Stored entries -
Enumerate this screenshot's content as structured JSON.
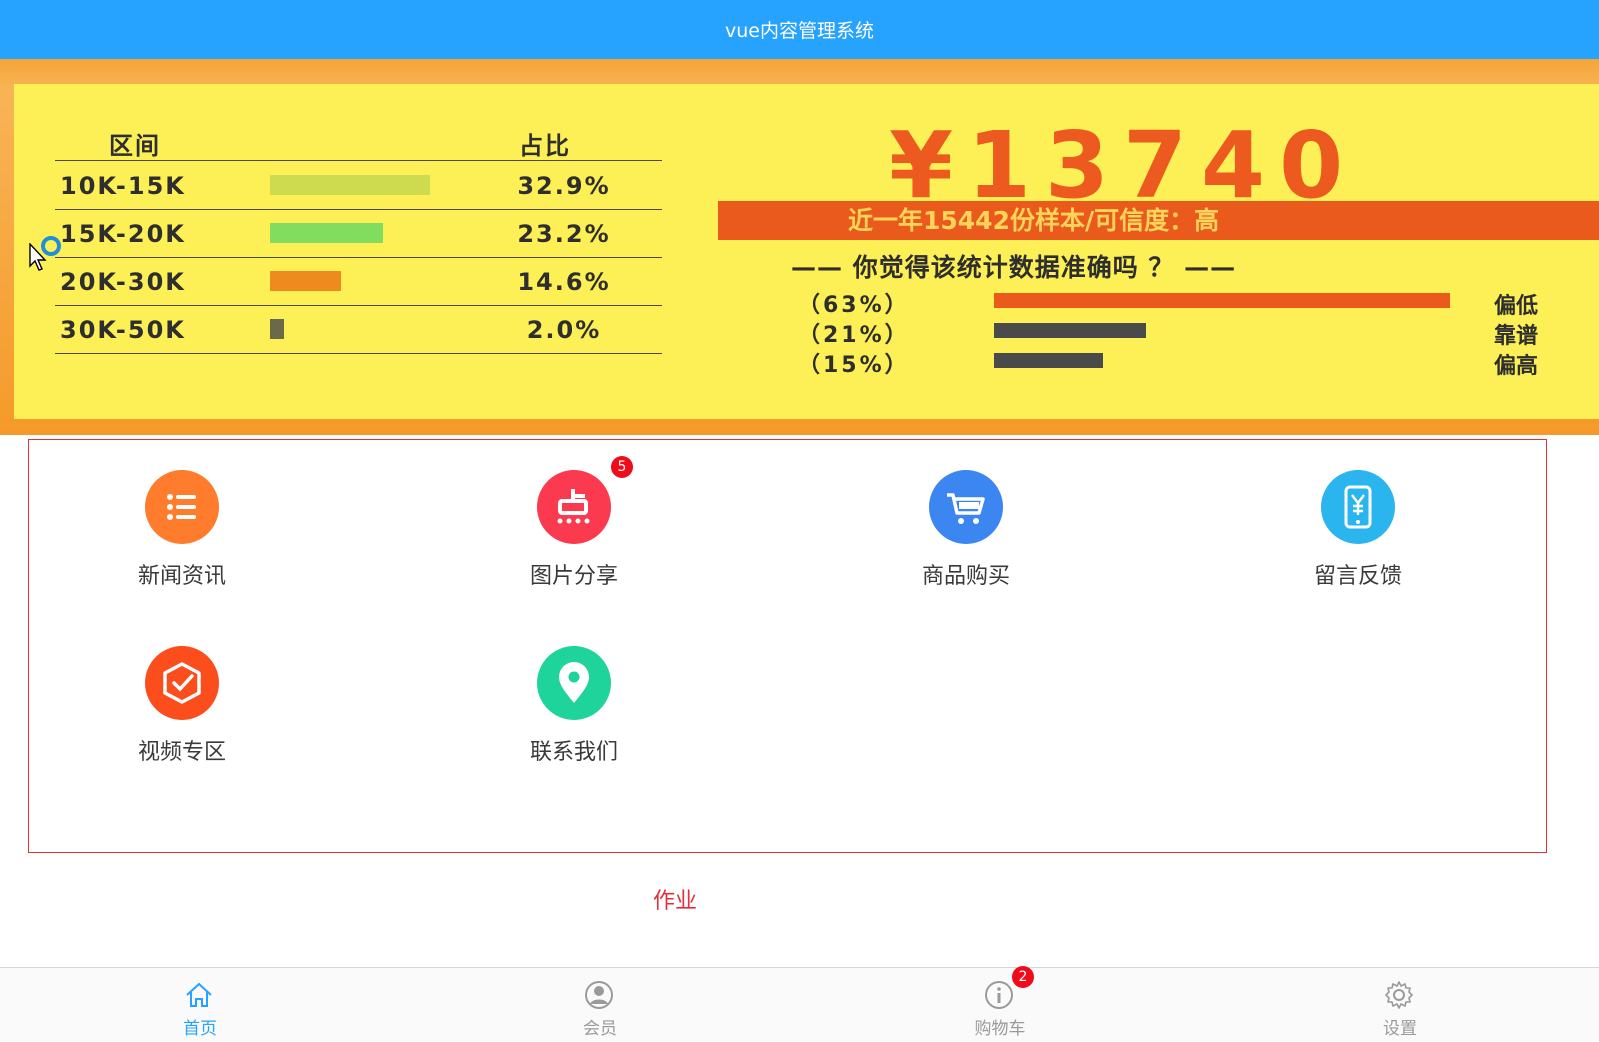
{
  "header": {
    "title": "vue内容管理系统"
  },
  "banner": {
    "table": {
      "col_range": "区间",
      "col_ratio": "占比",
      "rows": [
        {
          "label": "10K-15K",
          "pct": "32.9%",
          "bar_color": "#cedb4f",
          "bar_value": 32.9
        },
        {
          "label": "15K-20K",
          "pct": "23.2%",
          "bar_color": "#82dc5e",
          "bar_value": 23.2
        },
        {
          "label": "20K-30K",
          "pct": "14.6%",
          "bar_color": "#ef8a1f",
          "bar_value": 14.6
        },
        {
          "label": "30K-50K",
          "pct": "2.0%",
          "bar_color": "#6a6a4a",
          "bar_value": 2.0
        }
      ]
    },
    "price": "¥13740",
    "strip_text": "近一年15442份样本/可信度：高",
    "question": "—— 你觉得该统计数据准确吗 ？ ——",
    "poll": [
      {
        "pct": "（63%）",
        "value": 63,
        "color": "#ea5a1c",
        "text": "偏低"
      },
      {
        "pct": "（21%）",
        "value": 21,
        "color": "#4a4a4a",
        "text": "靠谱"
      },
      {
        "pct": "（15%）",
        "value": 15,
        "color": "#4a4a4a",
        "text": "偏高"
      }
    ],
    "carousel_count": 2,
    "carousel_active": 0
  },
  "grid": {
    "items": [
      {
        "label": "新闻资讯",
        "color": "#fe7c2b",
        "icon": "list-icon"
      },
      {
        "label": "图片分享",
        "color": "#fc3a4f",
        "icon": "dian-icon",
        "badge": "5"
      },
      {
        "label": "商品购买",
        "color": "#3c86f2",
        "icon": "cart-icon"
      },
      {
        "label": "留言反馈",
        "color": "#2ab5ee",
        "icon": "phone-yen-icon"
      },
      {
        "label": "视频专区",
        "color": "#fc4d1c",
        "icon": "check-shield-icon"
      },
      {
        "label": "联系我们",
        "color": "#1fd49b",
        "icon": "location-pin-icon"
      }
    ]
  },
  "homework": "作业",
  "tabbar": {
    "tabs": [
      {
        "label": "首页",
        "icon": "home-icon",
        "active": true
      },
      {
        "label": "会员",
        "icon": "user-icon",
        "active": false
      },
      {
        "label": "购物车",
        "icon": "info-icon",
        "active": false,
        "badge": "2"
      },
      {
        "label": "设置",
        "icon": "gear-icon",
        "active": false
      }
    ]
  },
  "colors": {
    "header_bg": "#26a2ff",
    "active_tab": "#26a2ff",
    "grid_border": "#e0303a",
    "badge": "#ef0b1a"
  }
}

Stated problem -
Look through the entries and return every line where "icon" appears.

Answer to the problem -
        "icon": "list-icon"
        "icon": "dian-icon",
        "icon": "cart-icon"
        "icon": "phone-yen-icon"
        "icon": "check-shield-icon"
        "icon": "location-pin-icon"
        "icon": "home-icon",
        "icon": "user-icon",
        "icon": "info-icon",
        "icon": "gear-icon",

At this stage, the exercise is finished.